[Problem requirements]
Locate every line below that contains the word "waterproof" and copy it.

[Data for the task]
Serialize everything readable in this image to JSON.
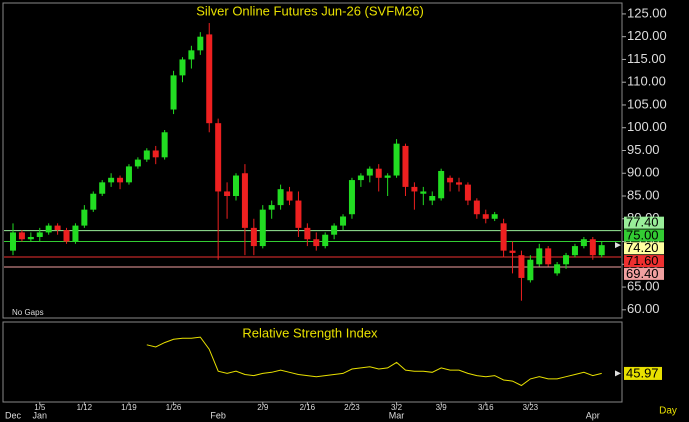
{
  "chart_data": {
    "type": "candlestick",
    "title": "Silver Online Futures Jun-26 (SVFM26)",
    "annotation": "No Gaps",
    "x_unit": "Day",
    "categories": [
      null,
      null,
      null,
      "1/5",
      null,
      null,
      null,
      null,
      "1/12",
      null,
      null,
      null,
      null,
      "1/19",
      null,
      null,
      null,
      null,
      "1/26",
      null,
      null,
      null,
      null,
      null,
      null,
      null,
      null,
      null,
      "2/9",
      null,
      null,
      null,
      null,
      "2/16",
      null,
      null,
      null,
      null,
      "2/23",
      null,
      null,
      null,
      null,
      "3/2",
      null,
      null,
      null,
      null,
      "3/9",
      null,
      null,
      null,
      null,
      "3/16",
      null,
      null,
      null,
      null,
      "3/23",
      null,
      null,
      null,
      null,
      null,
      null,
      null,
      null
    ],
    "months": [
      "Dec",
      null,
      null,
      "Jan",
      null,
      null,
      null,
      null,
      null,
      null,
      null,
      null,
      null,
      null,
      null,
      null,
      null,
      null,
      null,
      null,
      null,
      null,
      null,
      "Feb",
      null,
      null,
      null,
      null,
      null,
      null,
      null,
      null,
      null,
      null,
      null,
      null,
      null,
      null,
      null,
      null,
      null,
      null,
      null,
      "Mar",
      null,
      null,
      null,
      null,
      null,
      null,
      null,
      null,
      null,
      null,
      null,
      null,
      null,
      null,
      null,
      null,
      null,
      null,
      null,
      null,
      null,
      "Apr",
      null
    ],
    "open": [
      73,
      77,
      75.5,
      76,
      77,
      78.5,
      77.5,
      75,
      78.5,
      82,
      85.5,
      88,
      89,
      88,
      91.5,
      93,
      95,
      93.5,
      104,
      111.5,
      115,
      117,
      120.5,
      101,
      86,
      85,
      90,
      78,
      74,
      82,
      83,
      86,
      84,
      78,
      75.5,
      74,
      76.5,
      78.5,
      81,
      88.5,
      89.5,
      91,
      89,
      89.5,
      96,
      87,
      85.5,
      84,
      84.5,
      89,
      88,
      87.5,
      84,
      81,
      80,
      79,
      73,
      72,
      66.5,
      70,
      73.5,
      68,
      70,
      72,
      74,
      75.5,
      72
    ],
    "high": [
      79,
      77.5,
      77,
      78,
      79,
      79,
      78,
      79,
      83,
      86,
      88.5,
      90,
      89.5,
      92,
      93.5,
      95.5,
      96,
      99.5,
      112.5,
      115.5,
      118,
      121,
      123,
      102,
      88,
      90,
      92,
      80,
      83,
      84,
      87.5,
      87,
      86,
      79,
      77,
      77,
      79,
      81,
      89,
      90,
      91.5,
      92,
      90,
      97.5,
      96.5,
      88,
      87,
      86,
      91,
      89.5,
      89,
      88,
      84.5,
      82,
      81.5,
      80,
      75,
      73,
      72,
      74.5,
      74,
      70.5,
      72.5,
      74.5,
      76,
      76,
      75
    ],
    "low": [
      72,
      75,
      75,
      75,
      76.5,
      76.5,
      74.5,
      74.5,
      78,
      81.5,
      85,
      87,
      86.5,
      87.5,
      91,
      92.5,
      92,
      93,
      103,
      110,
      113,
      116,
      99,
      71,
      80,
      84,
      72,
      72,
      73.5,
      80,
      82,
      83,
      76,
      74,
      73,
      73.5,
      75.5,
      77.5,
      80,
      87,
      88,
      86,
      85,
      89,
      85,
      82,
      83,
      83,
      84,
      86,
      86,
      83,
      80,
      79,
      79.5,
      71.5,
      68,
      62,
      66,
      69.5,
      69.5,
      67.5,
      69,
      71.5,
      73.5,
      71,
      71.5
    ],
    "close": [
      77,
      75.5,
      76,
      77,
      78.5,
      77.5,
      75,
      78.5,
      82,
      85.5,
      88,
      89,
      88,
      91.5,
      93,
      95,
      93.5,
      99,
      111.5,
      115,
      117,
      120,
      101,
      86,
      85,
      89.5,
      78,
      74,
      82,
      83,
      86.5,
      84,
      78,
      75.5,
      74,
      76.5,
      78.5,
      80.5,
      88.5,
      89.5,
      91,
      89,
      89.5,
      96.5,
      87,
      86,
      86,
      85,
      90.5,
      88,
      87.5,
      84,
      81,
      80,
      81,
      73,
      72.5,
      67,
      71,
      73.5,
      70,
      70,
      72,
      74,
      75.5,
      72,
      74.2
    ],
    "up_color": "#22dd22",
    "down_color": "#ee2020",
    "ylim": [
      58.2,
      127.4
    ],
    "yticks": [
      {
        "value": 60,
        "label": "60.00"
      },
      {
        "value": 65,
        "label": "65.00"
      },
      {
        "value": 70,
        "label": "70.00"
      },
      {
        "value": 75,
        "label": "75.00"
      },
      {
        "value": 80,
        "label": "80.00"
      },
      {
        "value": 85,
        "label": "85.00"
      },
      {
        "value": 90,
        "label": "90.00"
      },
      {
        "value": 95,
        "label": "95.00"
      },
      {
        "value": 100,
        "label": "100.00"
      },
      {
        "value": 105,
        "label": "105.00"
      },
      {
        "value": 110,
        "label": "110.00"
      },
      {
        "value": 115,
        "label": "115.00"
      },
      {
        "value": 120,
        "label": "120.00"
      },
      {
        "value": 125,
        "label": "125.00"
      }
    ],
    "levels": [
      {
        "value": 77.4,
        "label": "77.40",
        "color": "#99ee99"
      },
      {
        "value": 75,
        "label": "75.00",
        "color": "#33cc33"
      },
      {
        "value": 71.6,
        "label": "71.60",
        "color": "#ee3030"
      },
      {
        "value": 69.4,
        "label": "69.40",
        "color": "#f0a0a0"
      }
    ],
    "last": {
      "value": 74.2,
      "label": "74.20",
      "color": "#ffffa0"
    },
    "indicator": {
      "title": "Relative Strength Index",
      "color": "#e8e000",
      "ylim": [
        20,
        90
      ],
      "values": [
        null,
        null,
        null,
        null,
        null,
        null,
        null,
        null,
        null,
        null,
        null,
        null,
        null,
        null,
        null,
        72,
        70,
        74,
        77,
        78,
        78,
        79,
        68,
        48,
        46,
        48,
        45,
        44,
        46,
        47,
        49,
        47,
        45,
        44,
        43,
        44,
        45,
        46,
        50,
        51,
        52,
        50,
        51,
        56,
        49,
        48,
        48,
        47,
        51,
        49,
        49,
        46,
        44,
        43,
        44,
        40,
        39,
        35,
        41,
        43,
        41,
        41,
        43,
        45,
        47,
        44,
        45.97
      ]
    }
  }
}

--

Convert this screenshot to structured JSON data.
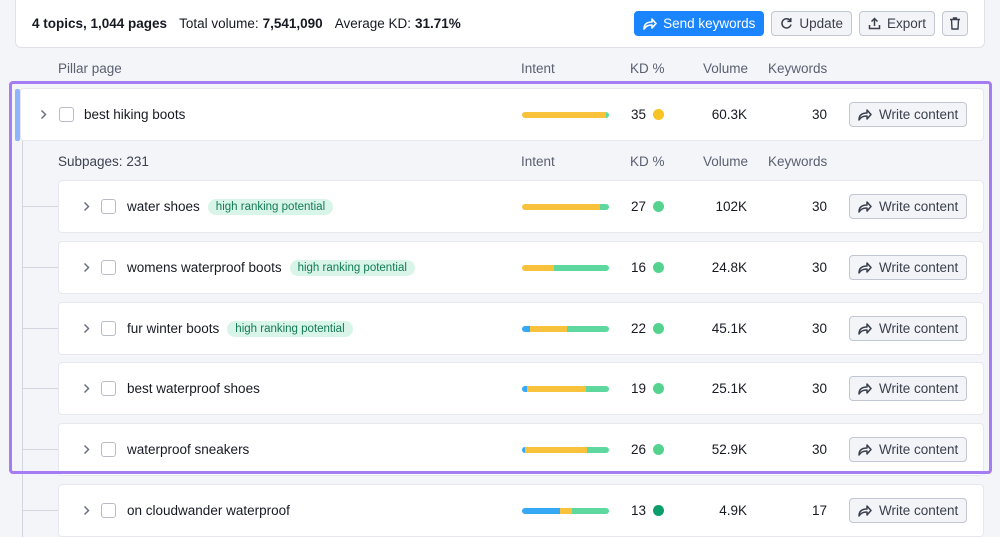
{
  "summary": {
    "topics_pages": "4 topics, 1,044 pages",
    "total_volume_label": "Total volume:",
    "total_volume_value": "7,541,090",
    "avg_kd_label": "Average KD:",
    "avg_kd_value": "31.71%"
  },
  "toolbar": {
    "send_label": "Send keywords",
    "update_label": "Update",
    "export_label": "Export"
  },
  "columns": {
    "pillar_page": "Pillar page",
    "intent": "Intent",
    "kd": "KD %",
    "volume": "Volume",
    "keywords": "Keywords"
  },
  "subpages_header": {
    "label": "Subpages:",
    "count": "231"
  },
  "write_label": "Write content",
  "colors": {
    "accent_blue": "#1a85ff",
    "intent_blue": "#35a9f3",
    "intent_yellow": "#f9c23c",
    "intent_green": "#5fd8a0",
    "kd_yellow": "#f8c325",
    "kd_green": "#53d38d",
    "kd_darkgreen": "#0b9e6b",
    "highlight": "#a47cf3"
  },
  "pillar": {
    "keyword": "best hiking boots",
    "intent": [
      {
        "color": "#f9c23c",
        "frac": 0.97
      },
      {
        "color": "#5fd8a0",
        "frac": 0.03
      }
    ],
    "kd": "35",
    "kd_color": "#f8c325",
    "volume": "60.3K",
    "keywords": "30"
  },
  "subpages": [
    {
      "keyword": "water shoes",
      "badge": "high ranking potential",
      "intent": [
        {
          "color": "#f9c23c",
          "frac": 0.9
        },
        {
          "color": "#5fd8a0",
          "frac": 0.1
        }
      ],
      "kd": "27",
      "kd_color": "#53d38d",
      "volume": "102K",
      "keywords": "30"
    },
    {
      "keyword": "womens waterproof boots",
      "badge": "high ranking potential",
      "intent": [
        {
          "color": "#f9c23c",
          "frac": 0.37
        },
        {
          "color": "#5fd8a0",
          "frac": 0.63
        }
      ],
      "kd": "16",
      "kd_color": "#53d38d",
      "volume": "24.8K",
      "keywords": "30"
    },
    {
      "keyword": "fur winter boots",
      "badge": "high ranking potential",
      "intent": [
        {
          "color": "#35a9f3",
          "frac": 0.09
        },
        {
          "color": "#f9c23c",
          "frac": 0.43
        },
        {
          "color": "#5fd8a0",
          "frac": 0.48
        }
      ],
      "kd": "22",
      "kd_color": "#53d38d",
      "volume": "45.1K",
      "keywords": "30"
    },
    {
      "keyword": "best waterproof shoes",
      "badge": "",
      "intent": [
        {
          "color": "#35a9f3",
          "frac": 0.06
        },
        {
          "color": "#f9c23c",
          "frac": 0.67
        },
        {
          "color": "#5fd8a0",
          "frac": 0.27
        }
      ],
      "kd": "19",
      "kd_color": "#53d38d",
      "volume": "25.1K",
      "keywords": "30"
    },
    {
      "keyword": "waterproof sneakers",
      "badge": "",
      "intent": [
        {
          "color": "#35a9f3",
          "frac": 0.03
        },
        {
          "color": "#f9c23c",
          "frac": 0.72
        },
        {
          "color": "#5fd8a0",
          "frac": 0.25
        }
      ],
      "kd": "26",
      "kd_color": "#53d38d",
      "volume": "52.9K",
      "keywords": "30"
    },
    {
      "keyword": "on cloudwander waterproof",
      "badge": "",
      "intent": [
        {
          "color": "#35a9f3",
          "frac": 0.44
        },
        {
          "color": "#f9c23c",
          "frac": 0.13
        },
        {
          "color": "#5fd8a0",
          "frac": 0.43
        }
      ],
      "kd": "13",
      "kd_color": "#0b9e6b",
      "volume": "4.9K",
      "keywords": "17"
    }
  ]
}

[Result of the task]
      "keyword": "womens waterproof boots",
      "keyword": "best waterproof shoes",
      "keyword": "waterproof sneakers",
      "keyword": "on cloudwander waterproof",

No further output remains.